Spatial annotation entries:
══════
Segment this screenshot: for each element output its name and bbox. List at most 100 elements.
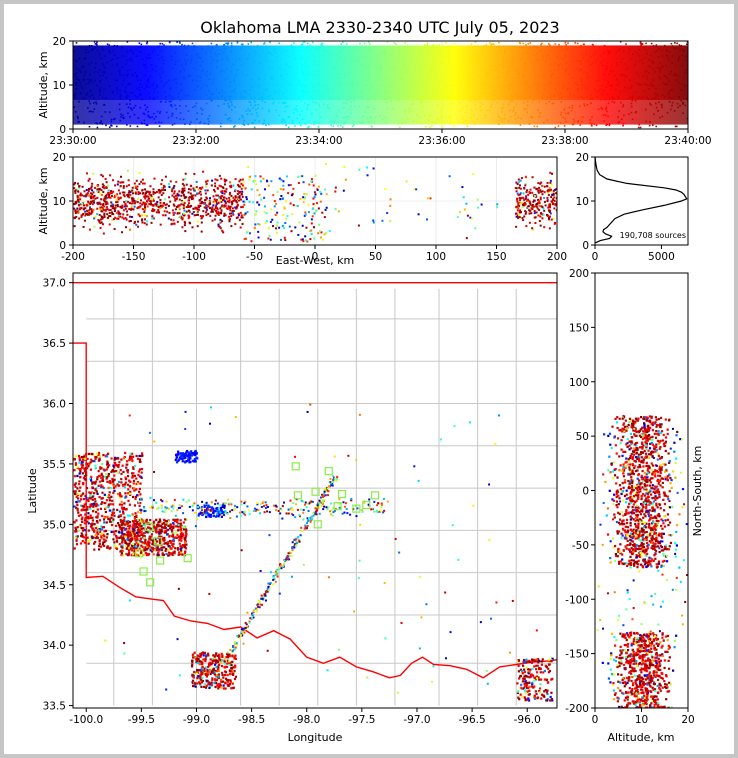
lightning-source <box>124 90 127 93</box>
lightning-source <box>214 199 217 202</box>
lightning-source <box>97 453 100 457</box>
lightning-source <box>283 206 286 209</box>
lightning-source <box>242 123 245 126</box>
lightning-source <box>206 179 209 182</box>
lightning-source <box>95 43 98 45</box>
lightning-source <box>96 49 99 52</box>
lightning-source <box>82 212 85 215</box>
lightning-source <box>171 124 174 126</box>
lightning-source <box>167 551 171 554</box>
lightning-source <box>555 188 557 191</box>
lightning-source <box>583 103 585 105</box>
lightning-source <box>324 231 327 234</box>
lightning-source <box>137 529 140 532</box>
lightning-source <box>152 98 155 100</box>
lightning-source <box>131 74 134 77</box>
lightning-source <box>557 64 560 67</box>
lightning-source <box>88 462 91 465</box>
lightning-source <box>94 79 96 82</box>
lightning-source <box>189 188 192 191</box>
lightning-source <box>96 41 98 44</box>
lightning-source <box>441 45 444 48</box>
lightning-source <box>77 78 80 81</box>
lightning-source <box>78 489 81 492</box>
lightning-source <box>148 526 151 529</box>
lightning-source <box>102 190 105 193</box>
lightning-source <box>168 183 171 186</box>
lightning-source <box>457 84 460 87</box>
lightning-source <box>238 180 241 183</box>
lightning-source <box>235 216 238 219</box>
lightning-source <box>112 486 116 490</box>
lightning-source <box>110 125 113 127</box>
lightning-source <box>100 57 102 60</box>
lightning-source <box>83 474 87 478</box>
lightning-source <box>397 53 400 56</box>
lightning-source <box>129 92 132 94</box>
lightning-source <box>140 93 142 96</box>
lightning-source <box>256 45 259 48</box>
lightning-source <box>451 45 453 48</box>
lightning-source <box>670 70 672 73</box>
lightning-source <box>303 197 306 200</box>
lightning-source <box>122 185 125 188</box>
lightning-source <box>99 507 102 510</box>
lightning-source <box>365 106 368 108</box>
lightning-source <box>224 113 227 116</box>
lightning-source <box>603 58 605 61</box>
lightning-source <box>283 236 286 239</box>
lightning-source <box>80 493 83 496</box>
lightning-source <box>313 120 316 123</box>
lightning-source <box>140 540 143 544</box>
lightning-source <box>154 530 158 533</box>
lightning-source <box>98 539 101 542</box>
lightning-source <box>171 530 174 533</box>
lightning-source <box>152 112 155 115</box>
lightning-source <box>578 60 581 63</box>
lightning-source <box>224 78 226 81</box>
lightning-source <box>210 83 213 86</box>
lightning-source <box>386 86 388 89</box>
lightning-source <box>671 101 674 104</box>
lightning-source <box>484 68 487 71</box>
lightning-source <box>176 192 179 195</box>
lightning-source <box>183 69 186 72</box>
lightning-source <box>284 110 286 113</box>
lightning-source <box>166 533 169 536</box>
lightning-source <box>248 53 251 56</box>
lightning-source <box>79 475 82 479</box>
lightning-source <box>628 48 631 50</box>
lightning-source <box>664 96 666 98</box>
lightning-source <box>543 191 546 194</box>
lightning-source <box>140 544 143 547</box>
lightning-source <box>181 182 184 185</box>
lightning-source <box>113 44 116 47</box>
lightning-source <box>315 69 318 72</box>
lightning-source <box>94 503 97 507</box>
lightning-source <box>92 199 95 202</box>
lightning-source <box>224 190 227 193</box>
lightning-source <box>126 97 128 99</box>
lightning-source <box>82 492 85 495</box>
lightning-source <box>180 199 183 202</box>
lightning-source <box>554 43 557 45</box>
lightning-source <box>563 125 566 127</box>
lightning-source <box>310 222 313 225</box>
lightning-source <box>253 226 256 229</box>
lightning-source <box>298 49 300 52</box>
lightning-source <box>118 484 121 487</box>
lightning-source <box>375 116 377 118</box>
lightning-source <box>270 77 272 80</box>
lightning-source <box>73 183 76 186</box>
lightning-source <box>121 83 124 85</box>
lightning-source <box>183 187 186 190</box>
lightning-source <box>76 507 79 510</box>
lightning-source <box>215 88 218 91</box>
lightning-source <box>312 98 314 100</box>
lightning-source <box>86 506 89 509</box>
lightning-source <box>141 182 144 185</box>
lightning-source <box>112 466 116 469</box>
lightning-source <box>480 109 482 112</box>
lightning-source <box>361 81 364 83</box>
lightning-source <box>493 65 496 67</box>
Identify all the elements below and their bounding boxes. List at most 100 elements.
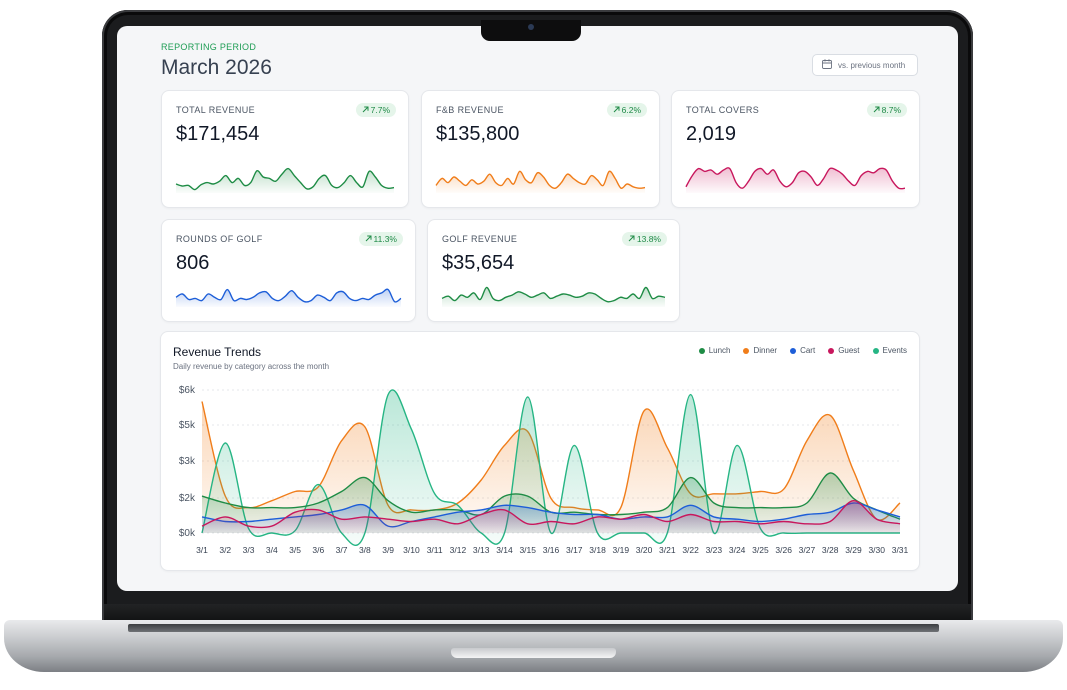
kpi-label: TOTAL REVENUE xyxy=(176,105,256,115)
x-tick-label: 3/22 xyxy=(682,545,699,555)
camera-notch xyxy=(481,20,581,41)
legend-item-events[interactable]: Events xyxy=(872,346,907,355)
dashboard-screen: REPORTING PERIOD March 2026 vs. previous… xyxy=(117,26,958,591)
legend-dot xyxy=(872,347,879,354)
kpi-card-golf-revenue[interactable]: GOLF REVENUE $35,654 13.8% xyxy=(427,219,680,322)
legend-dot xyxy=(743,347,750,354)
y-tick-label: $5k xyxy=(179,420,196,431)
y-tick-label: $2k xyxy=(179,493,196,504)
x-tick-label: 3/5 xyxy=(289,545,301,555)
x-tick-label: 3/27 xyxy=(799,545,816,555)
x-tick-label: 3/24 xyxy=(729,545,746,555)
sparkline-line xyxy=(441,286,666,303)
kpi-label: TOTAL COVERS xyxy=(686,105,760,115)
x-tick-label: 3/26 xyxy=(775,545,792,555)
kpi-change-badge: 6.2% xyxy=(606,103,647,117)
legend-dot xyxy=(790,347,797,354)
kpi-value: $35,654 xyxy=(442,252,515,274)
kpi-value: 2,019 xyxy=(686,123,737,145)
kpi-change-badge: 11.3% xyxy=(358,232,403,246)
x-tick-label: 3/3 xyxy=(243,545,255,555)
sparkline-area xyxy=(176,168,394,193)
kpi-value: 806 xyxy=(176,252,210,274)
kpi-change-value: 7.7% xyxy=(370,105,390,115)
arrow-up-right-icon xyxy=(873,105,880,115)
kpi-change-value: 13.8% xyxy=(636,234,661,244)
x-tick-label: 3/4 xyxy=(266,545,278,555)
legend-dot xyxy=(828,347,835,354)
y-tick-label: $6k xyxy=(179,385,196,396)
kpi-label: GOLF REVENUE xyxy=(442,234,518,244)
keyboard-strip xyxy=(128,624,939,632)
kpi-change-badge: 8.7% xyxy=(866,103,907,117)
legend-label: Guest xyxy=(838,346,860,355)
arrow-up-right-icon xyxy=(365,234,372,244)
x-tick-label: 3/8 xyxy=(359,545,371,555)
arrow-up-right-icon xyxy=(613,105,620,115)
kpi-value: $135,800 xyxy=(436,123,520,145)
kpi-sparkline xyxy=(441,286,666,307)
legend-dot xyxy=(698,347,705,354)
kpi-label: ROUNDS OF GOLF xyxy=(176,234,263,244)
══════
### REQUIREMENT
Pick out every line of the data above that contains the string "value", and copy each one in full.

### RESPONSE
kpi-value: $35,654 xyxy=(442,252,515,274)
kpi-value: 2,019 xyxy=(686,123,737,145)
kpi-value: 806 xyxy=(176,252,210,274)
kpi-change-value: 7.7% xyxy=(370,105,390,115)
kpi-change-value: 13.8% xyxy=(636,234,661,244)
kpi-value: $135,800 xyxy=(436,123,520,145)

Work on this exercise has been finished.